--- Records for this exercise ---

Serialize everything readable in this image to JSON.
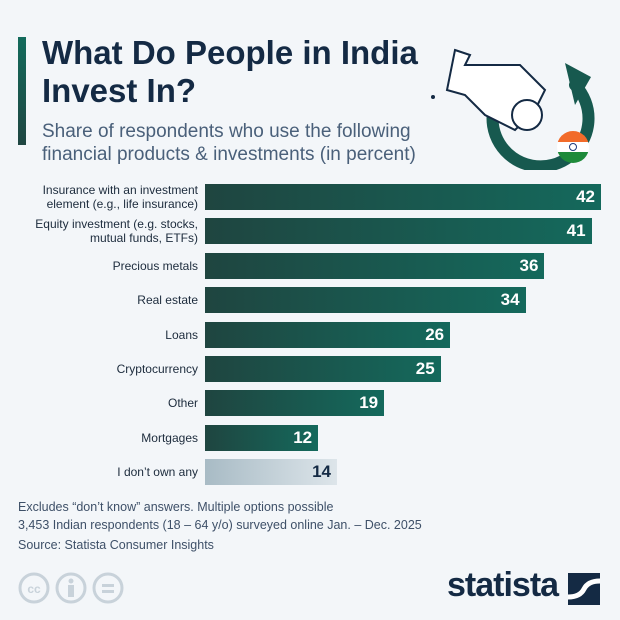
{
  "header": {
    "title": "What Do People in India Invest In?",
    "subtitle": "Share of respondents who use the following financial products & investments (in percent)"
  },
  "chart_data": {
    "type": "bar",
    "orientation": "horizontal",
    "title": "What Do People in India Invest In?",
    "subtitle": "Share of respondents who use the following financial products & investments (in percent)",
    "categories": [
      "Insurance with an investment element (e.g., life insurance)",
      "Equity investment (e.g. stocks, mutual funds, ETFs)",
      "Precious metals",
      "Real estate",
      "Loans",
      "Cryptocurrency",
      "Other",
      "Mortgages",
      "I don’t own any"
    ],
    "values": [
      42,
      41,
      36,
      34,
      26,
      25,
      19,
      12,
      14
    ],
    "xlim": [
      0,
      42
    ],
    "grid": false,
    "colors": {
      "bar": "#14695c",
      "bar_dark": "#1f4540",
      "highlight_none": "#a8bbc5"
    }
  },
  "footer": {
    "note1": "Excludes “don’t know” answers. Multiple options possible",
    "note2": "3,453 Indian respondents (18 – 64 y/o) surveyed online Jan. – Dec. 2025",
    "source": "Source: Statista Consumer Insights",
    "logo": "statista",
    "license_icons": [
      "cc-icon",
      "by-icon",
      "nd-icon"
    ]
  }
}
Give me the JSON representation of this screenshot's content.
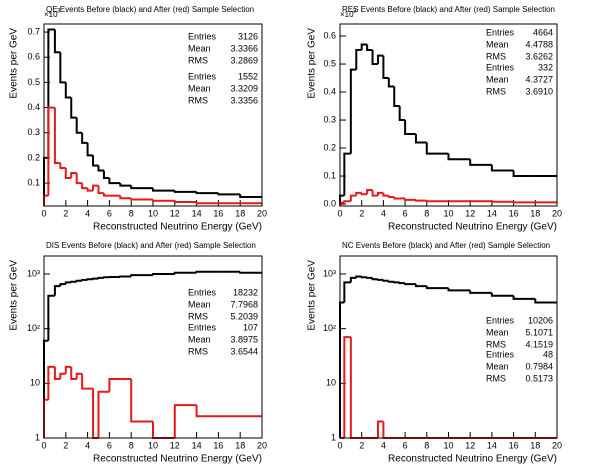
{
  "chart_data": [
    {
      "type": "histogram",
      "title": "QE Events Before (black) and After (red) Sample Selection",
      "y_multiplier": "×10",
      "y_multiplier_exponent": "3",
      "xlabel": "Reconstructed Neutrino Energy (GeV)",
      "ylabel": "Events per GeV",
      "xlim": [
        0,
        20
      ],
      "xticks": [
        0,
        2,
        4,
        6,
        8,
        10,
        12,
        14,
        16,
        18,
        20
      ],
      "ylim": [
        0.009,
        0.732
      ],
      "yticks": [
        0.1,
        0.2,
        0.3,
        0.4,
        0.5,
        0.6,
        0.7
      ],
      "log_y": false,
      "bins": [
        0,
        0.4,
        1,
        1.5,
        2,
        2.5,
        3,
        3.5,
        4,
        4.5,
        5,
        5.5,
        6,
        7,
        8,
        10,
        12,
        14,
        16,
        18,
        20
      ],
      "stats_labels": [
        "Entries",
        "Mean",
        "RMS"
      ],
      "series": [
        {
          "color": "#000000",
          "values": [
            0.2,
            0.71,
            0.62,
            0.5,
            0.44,
            0.36,
            0.3,
            0.26,
            0.21,
            0.17,
            0.15,
            0.12,
            0.1,
            0.09,
            0.08,
            0.07,
            0.065,
            0.06,
            0.055,
            0.045
          ],
          "stats": [
            "3126",
            "3.3366",
            "3.2869"
          ]
        },
        {
          "color": "#e41a1c",
          "values": [
            0.05,
            0.4,
            0.18,
            0.16,
            0.12,
            0.14,
            0.1,
            0.08,
            0.07,
            0.09,
            0.06,
            0.05,
            0.05,
            0.04,
            0.035,
            0.03,
            0.025,
            0.02,
            0.02,
            0.02
          ],
          "stats": [
            "1552",
            "3.3209",
            "3.3356"
          ]
        }
      ]
    },
    {
      "type": "histogram",
      "title": "RES Events Before (black) and After (red) Sample Selection",
      "y_multiplier": "×10",
      "y_multiplier_exponent": "3",
      "xlabel": "Reconstructed Neutrino Energy (GeV)",
      "ylabel": "Events per GeV",
      "xlim": [
        0,
        20
      ],
      "xticks": [
        0,
        2,
        4,
        6,
        8,
        10,
        12,
        14,
        16,
        18,
        20
      ],
      "ylim": [
        -0.007,
        0.643
      ],
      "yticks": [
        {
          "value": 0,
          "label": "0.0"
        },
        0.1,
        0.2,
        0.3,
        0.4,
        0.5,
        0.6
      ],
      "log_y": false,
      "bins": [
        0,
        0.4,
        1,
        1.5,
        2,
        2.5,
        3,
        3.5,
        4,
        4.5,
        5,
        5.5,
        6,
        7,
        8,
        10,
        12,
        14,
        16,
        18,
        20
      ],
      "stats_labels": [
        "Entries",
        "Mean",
        "RMS"
      ],
      "series": [
        {
          "color": "#000000",
          "values": [
            0.03,
            0.18,
            0.48,
            0.55,
            0.57,
            0.55,
            0.5,
            0.53,
            0.45,
            0.42,
            0.35,
            0.3,
            0.25,
            0.22,
            0.18,
            0.16,
            0.14,
            0.12,
            0.1,
            0.1
          ],
          "stats": [
            "4664",
            "4.4788",
            "3.6262"
          ]
        },
        {
          "color": "#e41a1c",
          "values": [
            0.005,
            0.01,
            0.03,
            0.04,
            0.035,
            0.05,
            0.03,
            0.04,
            0.03,
            0.025,
            0.02,
            0.02,
            0.015,
            0.012,
            0.01,
            0.01,
            0.01,
            0.008,
            0.006,
            0.006
          ],
          "stats": [
            "332",
            "4.3727",
            "3.6910"
          ]
        }
      ]
    },
    {
      "type": "histogram",
      "title": "DIS Events Before (black) and After (red) Sample Selection",
      "xlabel": "Reconstructed Neutrino Energy (GeV)",
      "ylabel": "Events per GeV",
      "xlim": [
        0,
        20
      ],
      "xticks": [
        0,
        2,
        4,
        6,
        8,
        10,
        12,
        14,
        16,
        18,
        20
      ],
      "ylim": [
        1,
        2130
      ],
      "yticks": [
        1,
        10,
        {
          "value": 100,
          "label": "10²"
        },
        {
          "value": 1000,
          "label": "10³"
        }
      ],
      "log_y": true,
      "bins": [
        0,
        0.4,
        1,
        1.5,
        2,
        2.5,
        3,
        3.5,
        4,
        4.5,
        5,
        5.5,
        6,
        7,
        8,
        10,
        12,
        14,
        16,
        18,
        20
      ],
      "stats_labels": [
        "Entries",
        "Mean",
        "RMS"
      ],
      "series": [
        {
          "color": "#000000",
          "values": [
            60,
            400,
            600,
            650,
            700,
            720,
            750,
            780,
            800,
            820,
            850,
            870,
            880,
            900,
            950,
            1000,
            1050,
            1100,
            1100,
            1050
          ],
          "stats": [
            "18232",
            "7.7968",
            "5.2039"
          ]
        },
        {
          "color": "#e41a1c",
          "values": [
            5,
            20,
            12,
            15,
            20,
            12,
            15,
            8,
            8,
            1,
            7,
            7,
            12,
            12,
            2,
            1,
            4,
            2.5,
            2.5,
            2.5
          ],
          "stats": [
            "107",
            "3.8975",
            "3.6544"
          ]
        }
      ]
    },
    {
      "type": "histogram",
      "title": "NC Events Before (black) and After (red) Sample Selection",
      "xlabel": "Reconstructed Neutrino Energy (GeV)",
      "ylabel": "Events per GeV",
      "xlim": [
        0,
        20
      ],
      "xticks": [
        0,
        2,
        4,
        6,
        8,
        10,
        12,
        14,
        16,
        18,
        20
      ],
      "ylim": [
        1,
        2130
      ],
      "yticks": [
        1,
        10,
        {
          "value": 100,
          "label": "10²"
        },
        {
          "value": 1000,
          "label": "10³"
        }
      ],
      "log_y": true,
      "bins": [
        0,
        0.4,
        1,
        1.5,
        2,
        2.5,
        3,
        3.5,
        4,
        4.5,
        5,
        5.5,
        6,
        7,
        8,
        10,
        12,
        14,
        16,
        18,
        20
      ],
      "stats_labels": [
        "Entries",
        "Mean",
        "RMS"
      ],
      "series": [
        {
          "color": "#000000",
          "values": [
            300,
            700,
            850,
            900,
            870,
            850,
            800,
            780,
            750,
            720,
            700,
            680,
            650,
            600,
            550,
            500,
            450,
            400,
            350,
            300
          ],
          "stats": [
            "10206",
            "5.1071",
            "4.1519"
          ]
        },
        {
          "color": "#e41a1c",
          "values": [
            1,
            70,
            1,
            1,
            1,
            1,
            1,
            2,
            1,
            1,
            1,
            1,
            1,
            1,
            1,
            1,
            1,
            1,
            1,
            1
          ],
          "stats": [
            "48",
            "0.7984",
            "0.5173"
          ]
        }
      ]
    }
  ]
}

--- Short exercise ---
Scan the listing above. Gather each line that contains the word "black".

--- Reply to the exercise ---
      "title": "QE Events Before (black) and After (red) Sample Selection",
      "title": "RES Events Before (black) and After (red) Sample Selection",
      "title": "DIS Events Before (black) and After (red) Sample Selection",
      "title": "NC Events Before (black) and After (red) Sample Selection",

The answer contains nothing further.